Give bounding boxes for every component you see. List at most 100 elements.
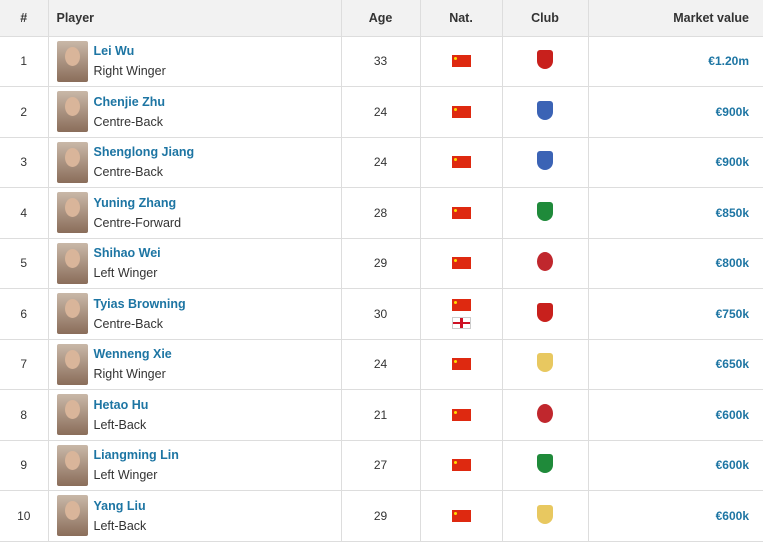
player-position: Centre-Back	[93, 114, 163, 129]
player-name-link[interactable]: Yuning Zhang	[93, 195, 177, 210]
table-row: 5 Shihao Wei Left Winger 29 €800k	[0, 238, 763, 289]
player-photo[interactable]	[56, 91, 88, 133]
shanghai-shenhua-crest-icon[interactable]	[537, 151, 553, 171]
header-row: # Player Age Nat. Club Market value	[0, 0, 763, 37]
club-header[interactable]: Club	[502, 0, 589, 37]
age: 24	[341, 339, 421, 390]
rank-header[interactable]: #	[0, 0, 49, 37]
rank: 1	[0, 36, 49, 87]
player-photo[interactable]	[56, 40, 88, 82]
club	[502, 389, 589, 441]
nationality	[420, 440, 503, 491]
rank: 7	[0, 339, 49, 390]
player-photo[interactable]	[56, 394, 88, 436]
market-value[interactable]: €600k	[588, 490, 763, 542]
value-header[interactable]: Market value	[588, 0, 763, 37]
age-header[interactable]: Age	[341, 0, 421, 37]
player-cell: Tyias Browning Centre-Back	[48, 288, 342, 340]
rank: 2	[0, 86, 49, 138]
player-cell: Hetao Hu Left-Back	[48, 389, 342, 441]
nationality	[420, 238, 503, 289]
player-position: Centre-Forward	[93, 215, 182, 230]
player-position: Left Winger	[93, 468, 158, 483]
table-row: 2 Chenjie Zhu Centre-Back 24 €900k	[0, 86, 763, 138]
age: 30	[341, 288, 421, 340]
player-position: Left-Back	[93, 518, 147, 533]
flag-england-icon[interactable]	[451, 316, 471, 329]
player-position: Left Winger	[93, 266, 158, 281]
beijing-guoan-crest-icon[interactable]	[537, 454, 553, 474]
player-name-link[interactable]: Tyias Browning	[93, 296, 186, 311]
player-name-link[interactable]: Lei Wu	[93, 44, 135, 59]
flag-china-icon[interactable]	[451, 358, 471, 371]
age: 27	[341, 440, 421, 491]
age: 29	[341, 490, 421, 542]
player-photo[interactable]	[56, 343, 88, 385]
shanghai-port-crest-icon[interactable]	[537, 50, 553, 70]
age: 29	[341, 238, 421, 289]
table-row: 7 Wenneng Xie Right Winger 24 €650k	[0, 339, 763, 390]
player-photo[interactable]	[56, 293, 88, 335]
table-row: 9 Liangming Lin Left Winger 27 €600k	[0, 440, 763, 491]
player-photo[interactable]	[56, 192, 88, 234]
market-value[interactable]: €600k	[588, 440, 763, 491]
player-name-link[interactable]: Chenjie Zhu	[93, 94, 166, 109]
player-cell: Lei Wu Right Winger	[48, 36, 342, 87]
market-value[interactable]: €750k	[588, 288, 763, 340]
beijing-guoan-crest-icon[interactable]	[537, 201, 553, 221]
market-value[interactable]: €900k	[588, 137, 763, 188]
market-value[interactable]: €900k	[588, 86, 763, 138]
flag-china-icon[interactable]	[451, 156, 471, 169]
nationality	[420, 490, 503, 542]
player-header[interactable]: Player	[48, 0, 342, 37]
club	[502, 440, 589, 491]
player-position: Right Winger	[93, 367, 166, 382]
shanghai-port-crest-icon[interactable]	[537, 302, 553, 322]
player-photo[interactable]	[56, 444, 88, 486]
shanghai-shenhua-crest-icon[interactable]	[537, 100, 553, 120]
nat-header[interactable]: Nat.	[420, 0, 503, 37]
player-name-link[interactable]: Shenglong Jiang	[93, 145, 195, 160]
flag-china-icon[interactable]	[451, 105, 471, 118]
rank: 8	[0, 389, 49, 441]
table-row: 10 Yang Liu Left-Back 29 €600k	[0, 490, 763, 542]
market-value[interactable]: €1.20m	[588, 36, 763, 87]
flag-china-icon[interactable]	[451, 257, 471, 270]
rank: 4	[0, 187, 49, 239]
white-red-shield-crest-icon[interactable]	[537, 353, 553, 373]
player-name-link[interactable]: Shihao Wei	[93, 246, 161, 261]
age: 28	[341, 187, 421, 239]
flag-china-icon[interactable]	[451, 298, 471, 311]
player-photo[interactable]	[56, 495, 88, 537]
player-name-link[interactable]: Wenneng Xie	[93, 347, 172, 362]
market-value[interactable]: €850k	[588, 187, 763, 239]
nationality	[420, 389, 503, 441]
flag-china-icon[interactable]	[451, 459, 471, 472]
club	[502, 238, 589, 289]
flag-china-icon[interactable]	[451, 206, 471, 219]
age: 33	[341, 36, 421, 87]
flag-china-icon[interactable]	[451, 509, 471, 522]
player-photo[interactable]	[56, 141, 88, 183]
red-round-crest-icon[interactable]	[537, 403, 553, 423]
age: 24	[341, 86, 421, 138]
flag-china-icon[interactable]	[451, 55, 471, 68]
player-name-link[interactable]: Hetao Hu	[93, 397, 149, 412]
table-row: 8 Hetao Hu Left-Back 21 €600k	[0, 389, 763, 441]
club	[502, 86, 589, 138]
red-round-crest-icon[interactable]	[537, 252, 553, 272]
table-row: 3 Shenglong Jiang Centre-Back 24 €900k	[0, 137, 763, 188]
market-value[interactable]: €600k	[588, 389, 763, 441]
age: 21	[341, 389, 421, 441]
white-red-shield-crest-icon[interactable]	[537, 504, 553, 524]
player-name-link[interactable]: Liangming Lin	[93, 448, 179, 463]
player-cell: Chenjie Zhu Centre-Back	[48, 86, 342, 138]
player-cell: Wenneng Xie Right Winger	[48, 339, 342, 390]
flag-china-icon[interactable]	[451, 408, 471, 421]
market-value[interactable]: €800k	[588, 238, 763, 289]
nationality	[420, 36, 503, 87]
player-name-link[interactable]: Yang Liu	[93, 498, 146, 513]
market-value[interactable]: €650k	[588, 339, 763, 390]
player-position: Centre-Back	[93, 165, 163, 180]
player-photo[interactable]	[56, 242, 88, 284]
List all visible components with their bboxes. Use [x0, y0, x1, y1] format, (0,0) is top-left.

_ _ _ _ _ _ _

**Problem description:** Turn every line of the records above into a Markdown table with the columns "Row" and "Entry", numbering each row and skipping blank lines. Leave the pictures out.

**In response:**
| Row | Entry |
|---|---|
| 1 | Give bounding boxes for every component you see. List at most 100 elements. |
| 2 | player-position: Centre-Back	[93, 114, 163, 129] |
| 3 | player-name-link[interactable]: Yuning Zhang	[93, 195, 177, 210] |
| 4 | table-row: 5 Shihao Wei Left Winger 29 €800k	[0, 238, 763, 289] |
| 5 | player-photo[interactable]	[56, 91, 88, 133] |
| 6 | shanghai-shenhua-crest-icon[interactable]	[537, 151, 553, 171] |
| 7 | header-row: # Player Age Nat. Club Market value	[0, 0, 763, 37] |
| 8 | club-header[interactable]: Club	[502, 0, 589, 37] |
| 9 | age: 24	[341, 339, 421, 390] |
| 10 | rank-header[interactable]: #	[0, 0, 49, 37] |
| 11 | rank: 1	[0, 36, 49, 87] |
| 12 | player-photo[interactable]	[56, 40, 88, 82] |
| 13 | club	[502, 389, 589, 441] |
| 14 | nationality	[420, 440, 503, 491] |
| 15 | rank: 7	[0, 339, 49, 390] |
| 16 | player-photo[interactable]	[56, 394, 88, 436] |
| 17 | market-value[interactable]: €600k	[588, 490, 763, 542] |
| 18 | value-header[interactable]: Market value	[588, 0, 763, 37] |
| 19 | age-header[interactable]: Age	[341, 0, 421, 37] |
| 20 | player-cell: Tyias Browning Centre-Back	[48, 288, 342, 340] |
| 21 | rank: 2	[0, 86, 49, 138] |
| 22 | player-cell: Hetao Hu Left-Back	[48, 389, 342, 441] |
| 23 | nationality	[420, 238, 503, 289] |
| 24 | player-position: Centre-Forward	[93, 215, 182, 230] |
| 25 | player-position: Left Winger	[93, 468, 158, 483] |
| 26 | table-row: 2 Chenjie Zhu Centre-Back 24 €900k	[0, 86, 763, 138] |
| 27 | age: 30	[341, 288, 421, 340] |
| 28 | player-position: Left-Back	[93, 518, 147, 533] |
| 29 | flag-england-icon[interactable]	[451, 316, 471, 329] |
| 30 | player-position: Left Winger	[93, 266, 158, 281] |
| 31 | beijing-guoan-crest-icon[interactable]	[537, 454, 553, 474] |
| 32 | player-name-link[interactable]: Tyias Browning	[93, 296, 186, 311] |
| 33 | player-name-link[interactable]: Lei Wu	[93, 44, 135, 59] |
| 34 | flag-china-icon[interactable]	[451, 358, 471, 371] |
| 35 | age: 27	[341, 440, 421, 491] |
| 36 | age: 29	[341, 490, 421, 542] |
| 37 | player-photo[interactable]	[56, 343, 88, 385] |
| 38 | shanghai-port-crest-icon[interactable]	[537, 50, 553, 70] |
| 39 | age: 29	[341, 238, 421, 289] |
| 40 | table-row: 7 Wenneng Xie Right Winger 24 €650k	[0, 339, 763, 390] |
| 41 | player-photo[interactable]	[56, 293, 88, 335] |
| 42 | table-row: 9 Liangming Lin Left Winger 27 €600k	[0, 440, 763, 491] |
| 43 | player-photo[interactable]	[56, 192, 88, 234] |
| 44 | market-value[interactable]: €600k	[588, 440, 763, 491] |
| 45 | player-name-link[interactable]: Chenjie Zhu	[93, 94, 166, 109] |
| 46 | player-cell: Lei Wu Right Winger	[48, 36, 342, 87] |
| 47 | market-value[interactable]: €750k	[588, 288, 763, 340] |
| 48 | beijing-guoan-crest-icon[interactable]	[537, 201, 553, 221] |
| 49 | market-value[interactable]: €900k	[588, 137, 763, 188] |
| 50 | market-value[interactable]: €900k	[588, 86, 763, 138] |
| 51 | flag-china-icon[interactable]	[451, 156, 471, 169] |
| 52 | nationality	[420, 490, 503, 542] |
| 53 | player-header[interactable]: Player	[48, 0, 342, 37] |
| 54 | club	[502, 440, 589, 491] |
| 55 | player-position: Right Winger	[93, 367, 166, 382] |
| 56 | shanghai-port-crest-icon[interactable]	[537, 302, 553, 322] |
| 57 | player-photo[interactable]	[56, 444, 88, 486] |
| 58 | shanghai-shenhua-crest-icon[interactable]	[537, 100, 553, 120] |
| 59 | nat-header[interactable]: Nat.	[420, 0, 503, 37] |
| 60 | player-name-link[interactable]: Shenglong Jiang	[93, 145, 195, 160] |
| 61 | flag-china-icon[interactable]	[451, 105, 471, 118] |
| 62 | rank: 8	[0, 389, 49, 441] |
| 63 | table-row: 10 Yang Liu Left-Back 29 €600k	[0, 490, 763, 542] |
| 64 | market-value[interactable]: €1.20m	[588, 36, 763, 87] |
| 65 | flag-china-icon[interactable]	[451, 257, 471, 270] |
| 66 | rank: 4	[0, 187, 49, 239] |
| 67 | white-red-shield-crest-icon[interactable]	[537, 353, 553, 373] |
| 68 | player-name-link[interactable]: Shihao Wei	[93, 246, 161, 261] |
| 69 | age: 28	[341, 187, 421, 239] |
| 70 | flag-china-icon[interactable]	[451, 298, 471, 311] |
| 71 | player-photo[interactable]	[56, 495, 88, 537] |
| 72 | player-name-link[interactable]: Wenneng Xie	[93, 347, 172, 362] |
| 73 | market-value[interactable]: €850k	[588, 187, 763, 239] |
| 74 | nationality	[420, 389, 503, 441] |
| 75 | flag-china-icon[interactable]	[451, 459, 471, 472] |
| 76 | club	[502, 238, 589, 289] |
| 77 | flag-china-icon[interactable]	[451, 206, 471, 219] |
| 78 | age: 33	[341, 36, 421, 87] |
| 79 | flag-china-icon[interactable]	[451, 509, 471, 522] |
| 80 | player-photo[interactable]	[56, 141, 88, 183] |
| 81 | red-round-crest-icon[interactable]	[537, 403, 553, 423] |
| 82 | age: 24	[341, 86, 421, 138] |
| 83 | flag-china-icon[interactable]	[451, 55, 471, 68] |
| 84 | player-name-link[interactable]: Hetao Hu	[93, 397, 149, 412] |
| 85 | table-row: 8 Hetao Hu Left-Back 21 €600k	[0, 389, 763, 441] |
| 86 | club	[502, 86, 589, 138] |
| 87 | red-round-crest-icon[interactable]	[537, 252, 553, 272] |
| 88 | table-row: 3 Shenglong Jiang Centre-Back 24 €900k	[0, 137, 763, 188] |
| 89 | market-value[interactable]: €600k	[588, 389, 763, 441] |
| 90 | age: 21	[341, 389, 421, 441] |
| 91 | white-red-shield-crest-icon[interactable]	[537, 504, 553, 524] |
| 92 | player-name-link[interactable]: Liangming Lin	[93, 448, 179, 463] |
| 93 | player-cell: Chenjie Zhu Centre-Back	[48, 86, 342, 138] |
| 94 | player-cell: Wenneng Xie Right Winger	[48, 339, 342, 390] |
| 95 | flag-china-icon[interactable]	[451, 408, 471, 421] |
| 96 | market-value[interactable]: €800k	[588, 238, 763, 289] |
| 97 | nationality	[420, 36, 503, 87] |
| 98 | player-name-link[interactable]: Yang Liu	[93, 498, 146, 513] |
| 99 | market-value[interactable]: €650k	[588, 339, 763, 390] |
| 100 | player-position: Centre-Back	[93, 165, 163, 180] |
| 101 | player-photo[interactable]	[56, 242, 88, 284] |
| 102 | List all visible components with their bboxes. Use [x0, y0, x1, y1] format, (0,0) is top-left. |